Start of PROVIDED ENTRIES

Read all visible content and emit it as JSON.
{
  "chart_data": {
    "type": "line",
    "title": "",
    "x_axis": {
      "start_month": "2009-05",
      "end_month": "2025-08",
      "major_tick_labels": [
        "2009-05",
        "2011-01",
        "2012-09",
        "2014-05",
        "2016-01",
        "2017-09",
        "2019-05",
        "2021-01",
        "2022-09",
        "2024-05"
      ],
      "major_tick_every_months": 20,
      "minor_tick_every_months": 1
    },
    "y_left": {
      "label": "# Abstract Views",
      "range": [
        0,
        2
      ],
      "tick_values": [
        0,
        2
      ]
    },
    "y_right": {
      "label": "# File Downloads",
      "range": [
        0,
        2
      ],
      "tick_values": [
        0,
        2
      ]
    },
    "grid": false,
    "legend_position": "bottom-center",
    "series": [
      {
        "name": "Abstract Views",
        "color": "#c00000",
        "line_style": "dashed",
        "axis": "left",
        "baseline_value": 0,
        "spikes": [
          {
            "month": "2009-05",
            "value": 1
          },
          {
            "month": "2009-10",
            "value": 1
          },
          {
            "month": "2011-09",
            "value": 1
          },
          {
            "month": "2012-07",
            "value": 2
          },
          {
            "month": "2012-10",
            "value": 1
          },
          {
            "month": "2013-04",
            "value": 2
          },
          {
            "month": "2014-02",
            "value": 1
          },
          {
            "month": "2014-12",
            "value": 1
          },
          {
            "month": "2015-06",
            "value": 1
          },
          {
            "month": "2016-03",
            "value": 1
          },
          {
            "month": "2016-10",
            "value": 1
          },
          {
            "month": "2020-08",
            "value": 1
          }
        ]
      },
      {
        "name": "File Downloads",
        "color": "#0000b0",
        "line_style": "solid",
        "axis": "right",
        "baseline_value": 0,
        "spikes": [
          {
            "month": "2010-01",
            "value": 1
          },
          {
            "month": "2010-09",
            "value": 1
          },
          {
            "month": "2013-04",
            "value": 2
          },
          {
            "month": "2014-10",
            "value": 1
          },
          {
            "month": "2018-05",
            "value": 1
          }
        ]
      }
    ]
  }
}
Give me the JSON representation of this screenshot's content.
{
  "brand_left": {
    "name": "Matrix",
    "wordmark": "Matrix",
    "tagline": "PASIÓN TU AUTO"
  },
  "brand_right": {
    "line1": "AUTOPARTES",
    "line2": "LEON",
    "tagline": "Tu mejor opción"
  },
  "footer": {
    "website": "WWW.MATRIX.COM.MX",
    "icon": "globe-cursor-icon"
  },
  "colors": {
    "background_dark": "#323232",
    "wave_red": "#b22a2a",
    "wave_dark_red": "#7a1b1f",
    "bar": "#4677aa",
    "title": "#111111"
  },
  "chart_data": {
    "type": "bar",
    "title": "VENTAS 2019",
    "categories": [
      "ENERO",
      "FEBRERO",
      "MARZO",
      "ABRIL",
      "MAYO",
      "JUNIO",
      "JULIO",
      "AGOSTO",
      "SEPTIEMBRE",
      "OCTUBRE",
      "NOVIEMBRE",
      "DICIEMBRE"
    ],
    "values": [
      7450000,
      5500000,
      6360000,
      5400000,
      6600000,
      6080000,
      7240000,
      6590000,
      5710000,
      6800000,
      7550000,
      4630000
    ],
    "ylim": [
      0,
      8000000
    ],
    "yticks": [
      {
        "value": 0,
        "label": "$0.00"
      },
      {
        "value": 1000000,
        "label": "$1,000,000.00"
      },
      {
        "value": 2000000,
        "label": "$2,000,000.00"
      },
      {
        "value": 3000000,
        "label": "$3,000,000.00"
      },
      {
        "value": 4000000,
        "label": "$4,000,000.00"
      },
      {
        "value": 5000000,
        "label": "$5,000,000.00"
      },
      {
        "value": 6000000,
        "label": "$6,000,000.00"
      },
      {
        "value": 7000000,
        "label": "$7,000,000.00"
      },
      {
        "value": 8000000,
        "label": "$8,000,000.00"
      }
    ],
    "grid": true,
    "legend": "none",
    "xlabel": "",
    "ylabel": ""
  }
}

End of PROVIDED ENTRIES

**SHORT EXERCISE:** Repeat the data precisely, reproducing every entry.

**ANSWER TO THIS EXERCISE:**
Read all visible content and emit it as JSON.
{
  "chart_data": {
    "type": "line",
    "title": "",
    "x_axis": {
      "start_month": "2009-05",
      "end_month": "2025-08",
      "major_tick_labels": [
        "2009-05",
        "2011-01",
        "2012-09",
        "2014-05",
        "2016-01",
        "2017-09",
        "2019-05",
        "2021-01",
        "2022-09",
        "2024-05"
      ],
      "major_tick_every_months": 20,
      "minor_tick_every_months": 1
    },
    "y_left": {
      "label": "# Abstract Views",
      "range": [
        0,
        2
      ],
      "tick_values": [
        0,
        2
      ]
    },
    "y_right": {
      "label": "# File Downloads",
      "range": [
        0,
        2
      ],
      "tick_values": [
        0,
        2
      ]
    },
    "grid": false,
    "legend_position": "bottom-center",
    "series": [
      {
        "name": "Abstract Views",
        "color": "#c00000",
        "line_style": "dashed",
        "axis": "left",
        "baseline_value": 0,
        "spikes": [
          {
            "month": "2009-05",
            "value": 1
          },
          {
            "month": "2009-10",
            "value": 1
          },
          {
            "month": "2011-09",
            "value": 1
          },
          {
            "month": "2012-07",
            "value": 2
          },
          {
            "month": "2012-10",
            "value": 1
          },
          {
            "month": "2013-04",
            "value": 2
          },
          {
            "month": "2014-02",
            "value": 1
          },
          {
            "month": "2014-12",
            "value": 1
          },
          {
            "month": "2015-06",
            "value": 1
          },
          {
            "month": "2016-03",
            "value": 1
          },
          {
            "month": "2016-10",
            "value": 1
          },
          {
            "month": "2020-08",
            "value": 1
          }
        ]
      },
      {
        "name": "File Downloads",
        "color": "#0000b0",
        "line_style": "solid",
        "axis": "right",
        "baseline_value": 0,
        "spikes": [
          {
            "month": "2010-01",
            "value": 1
          },
          {
            "month": "2010-09",
            "value": 1
          },
          {
            "month": "2013-04",
            "value": 2
          },
          {
            "month": "2014-10",
            "value": 1
          },
          {
            "month": "2018-05",
            "value": 1
          }
        ]
      }
    ]
  }
}
Give me the JSON representation of this screenshot's content.
{
  "brand_left": {
    "name": "Matrix",
    "wordmark": "Matrix",
    "tagline": "PASIÓN TU AUTO"
  },
  "brand_right": {
    "line1": "AUTOPARTES",
    "line2": "LEON",
    "tagline": "Tu mejor opción"
  },
  "footer": {
    "website": "WWW.MATRIX.COM.MX",
    "icon": "globe-cursor-icon"
  },
  "colors": {
    "background_dark": "#323232",
    "wave_red": "#b22a2a",
    "wave_dark_red": "#7a1b1f",
    "bar": "#4677aa",
    "title": "#111111"
  },
  "chart_data": {
    "type": "bar",
    "title": "VENTAS 2019",
    "categories": [
      "ENERO",
      "FEBRERO",
      "MARZO",
      "ABRIL",
      "MAYO",
      "JUNIO",
      "JULIO",
      "AGOSTO",
      "SEPTIEMBRE",
      "OCTUBRE",
      "NOVIEMBRE",
      "DICIEMBRE"
    ],
    "values": [
      7450000,
      5500000,
      6360000,
      5400000,
      6600000,
      6080000,
      7240000,
      6590000,
      5710000,
      6800000,
      7550000,
      4630000
    ],
    "ylim": [
      0,
      8000000
    ],
    "yticks": [
      {
        "value": 0,
        "label": "$0.00"
      },
      {
        "value": 1000000,
        "label": "$1,000,000.00"
      },
      {
        "value": 2000000,
        "label": "$2,000,000.00"
      },
      {
        "value": 3000000,
        "label": "$3,000,000.00"
      },
      {
        "value": 4000000,
        "label": "$4,000,000.00"
      },
      {
        "value": 5000000,
        "label": "$5,000,000.00"
      },
      {
        "value": 6000000,
        "label": "$6,000,000.00"
      },
      {
        "value": 7000000,
        "label": "$7,000,000.00"
      },
      {
        "value": 8000000,
        "label": "$8,000,000.00"
      }
    ],
    "grid": true,
    "legend": "none",
    "xlabel": "",
    "ylabel": ""
  }
}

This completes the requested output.